**Do this**
Return a copy of every line in the records that includes the word "Home".
----
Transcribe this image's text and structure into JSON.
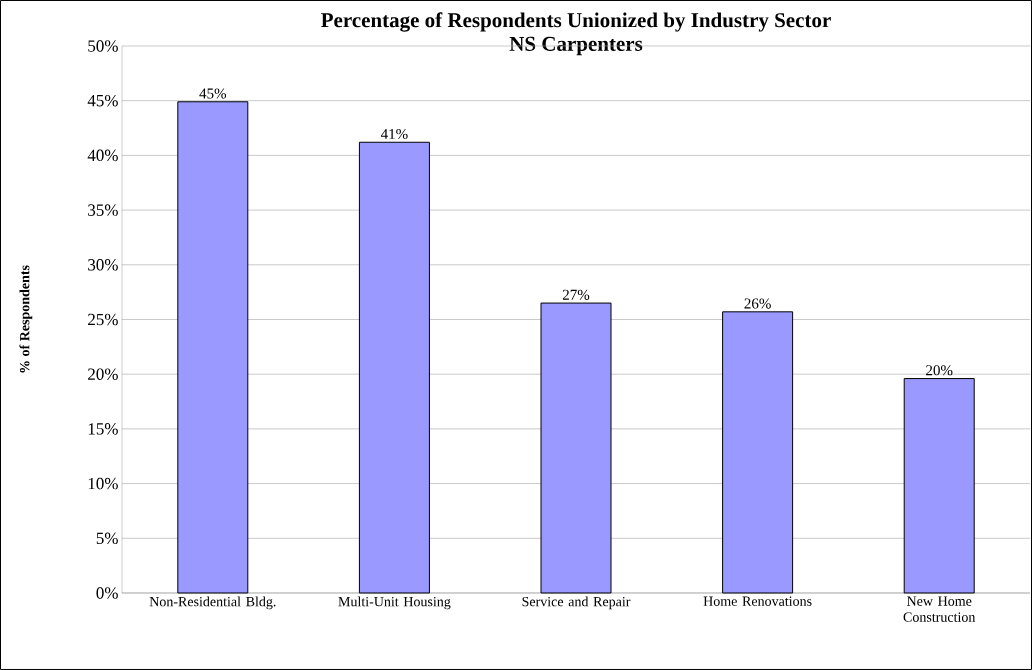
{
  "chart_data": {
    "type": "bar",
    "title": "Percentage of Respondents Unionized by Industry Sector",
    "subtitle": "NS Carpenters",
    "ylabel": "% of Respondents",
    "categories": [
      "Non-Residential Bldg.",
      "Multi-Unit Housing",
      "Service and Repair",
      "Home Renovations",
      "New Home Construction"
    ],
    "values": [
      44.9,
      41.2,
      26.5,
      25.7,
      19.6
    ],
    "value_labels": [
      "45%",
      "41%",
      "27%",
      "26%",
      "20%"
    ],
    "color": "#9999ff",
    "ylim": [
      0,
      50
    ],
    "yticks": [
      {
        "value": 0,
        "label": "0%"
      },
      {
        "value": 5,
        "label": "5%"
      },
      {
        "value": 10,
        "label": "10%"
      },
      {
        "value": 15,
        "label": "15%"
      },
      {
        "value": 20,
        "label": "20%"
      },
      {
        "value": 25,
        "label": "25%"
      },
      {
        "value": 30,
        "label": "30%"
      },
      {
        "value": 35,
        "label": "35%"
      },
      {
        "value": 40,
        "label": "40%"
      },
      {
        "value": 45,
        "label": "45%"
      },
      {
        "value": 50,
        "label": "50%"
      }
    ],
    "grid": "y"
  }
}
----
**Written answer**
      "Home Renovations",
      "New Home Construction"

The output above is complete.